OBJECTIVE: For every line in the data below that contains "this", copy the line.

ENTRIES SUPPLIED:
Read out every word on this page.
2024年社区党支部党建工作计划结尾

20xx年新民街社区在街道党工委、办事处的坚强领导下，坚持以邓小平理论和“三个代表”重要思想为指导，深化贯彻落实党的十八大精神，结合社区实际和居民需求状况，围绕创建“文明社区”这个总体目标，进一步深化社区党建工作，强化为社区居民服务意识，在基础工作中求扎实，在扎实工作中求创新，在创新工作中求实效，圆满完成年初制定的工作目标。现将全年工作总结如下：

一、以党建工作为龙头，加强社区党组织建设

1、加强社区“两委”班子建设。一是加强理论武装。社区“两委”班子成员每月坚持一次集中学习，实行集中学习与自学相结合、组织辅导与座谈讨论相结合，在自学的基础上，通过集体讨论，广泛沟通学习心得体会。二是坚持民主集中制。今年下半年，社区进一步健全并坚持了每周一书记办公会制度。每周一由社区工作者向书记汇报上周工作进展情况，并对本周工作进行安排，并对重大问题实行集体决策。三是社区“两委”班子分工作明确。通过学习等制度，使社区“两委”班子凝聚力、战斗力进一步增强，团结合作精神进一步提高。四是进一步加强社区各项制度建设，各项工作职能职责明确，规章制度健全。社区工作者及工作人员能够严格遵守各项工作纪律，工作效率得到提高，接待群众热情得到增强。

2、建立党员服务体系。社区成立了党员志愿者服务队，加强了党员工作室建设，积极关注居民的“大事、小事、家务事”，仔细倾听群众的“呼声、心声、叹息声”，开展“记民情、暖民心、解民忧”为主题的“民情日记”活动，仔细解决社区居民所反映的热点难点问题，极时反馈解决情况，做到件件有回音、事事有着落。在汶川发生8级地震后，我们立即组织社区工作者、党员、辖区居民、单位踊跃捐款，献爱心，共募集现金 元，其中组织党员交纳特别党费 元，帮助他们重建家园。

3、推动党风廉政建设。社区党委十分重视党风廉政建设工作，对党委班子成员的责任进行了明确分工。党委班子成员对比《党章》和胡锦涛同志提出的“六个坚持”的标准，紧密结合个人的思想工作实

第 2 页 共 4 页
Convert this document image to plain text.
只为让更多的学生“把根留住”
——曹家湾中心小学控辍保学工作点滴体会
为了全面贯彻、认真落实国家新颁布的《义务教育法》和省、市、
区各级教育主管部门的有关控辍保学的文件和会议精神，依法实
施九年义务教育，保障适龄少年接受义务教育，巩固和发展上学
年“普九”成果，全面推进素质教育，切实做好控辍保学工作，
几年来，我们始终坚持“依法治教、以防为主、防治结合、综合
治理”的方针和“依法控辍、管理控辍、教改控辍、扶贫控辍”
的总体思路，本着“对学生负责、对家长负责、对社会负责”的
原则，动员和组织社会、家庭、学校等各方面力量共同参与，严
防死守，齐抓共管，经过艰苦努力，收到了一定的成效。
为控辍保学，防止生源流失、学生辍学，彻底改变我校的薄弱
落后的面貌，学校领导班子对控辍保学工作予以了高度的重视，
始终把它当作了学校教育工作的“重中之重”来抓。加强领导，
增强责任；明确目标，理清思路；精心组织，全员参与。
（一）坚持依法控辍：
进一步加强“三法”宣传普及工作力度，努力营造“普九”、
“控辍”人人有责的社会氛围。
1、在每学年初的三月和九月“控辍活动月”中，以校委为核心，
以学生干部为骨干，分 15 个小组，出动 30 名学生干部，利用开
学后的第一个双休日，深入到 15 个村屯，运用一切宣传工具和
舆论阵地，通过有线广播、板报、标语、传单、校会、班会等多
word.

COMPLETED EXERCISE:
Read out every word on this page.
Convert this document image to plain text.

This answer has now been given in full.